___ Supplied material

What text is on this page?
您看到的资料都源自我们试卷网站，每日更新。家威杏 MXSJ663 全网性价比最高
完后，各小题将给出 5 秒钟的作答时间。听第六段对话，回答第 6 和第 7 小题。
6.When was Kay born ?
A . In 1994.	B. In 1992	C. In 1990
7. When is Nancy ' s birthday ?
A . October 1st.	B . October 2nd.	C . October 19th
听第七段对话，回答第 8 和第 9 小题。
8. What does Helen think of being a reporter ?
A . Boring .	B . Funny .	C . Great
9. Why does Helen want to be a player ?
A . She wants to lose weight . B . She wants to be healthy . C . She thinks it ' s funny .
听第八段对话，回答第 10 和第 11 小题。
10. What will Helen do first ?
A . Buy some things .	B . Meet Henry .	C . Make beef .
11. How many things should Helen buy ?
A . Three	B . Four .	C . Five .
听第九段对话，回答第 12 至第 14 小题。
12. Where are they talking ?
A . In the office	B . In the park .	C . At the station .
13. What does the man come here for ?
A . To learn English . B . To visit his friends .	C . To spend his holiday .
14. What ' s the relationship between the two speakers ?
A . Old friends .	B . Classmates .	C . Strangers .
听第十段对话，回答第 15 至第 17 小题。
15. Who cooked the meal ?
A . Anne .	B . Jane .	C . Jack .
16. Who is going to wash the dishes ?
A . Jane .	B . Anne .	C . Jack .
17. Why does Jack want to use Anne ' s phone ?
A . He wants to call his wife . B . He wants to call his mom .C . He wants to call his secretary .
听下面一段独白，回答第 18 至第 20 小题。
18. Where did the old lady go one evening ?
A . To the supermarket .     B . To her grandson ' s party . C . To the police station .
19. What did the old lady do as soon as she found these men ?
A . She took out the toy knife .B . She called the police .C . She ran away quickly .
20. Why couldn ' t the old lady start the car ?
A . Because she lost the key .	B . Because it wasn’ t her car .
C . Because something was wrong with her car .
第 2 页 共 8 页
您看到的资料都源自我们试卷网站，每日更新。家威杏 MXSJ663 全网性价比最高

______

> **Stated goal**
Copy every line of the data that holds the string "When".

> **Answer to the exercise**
6.When was Kay born ?
7. When is Nancy ' s birthday ?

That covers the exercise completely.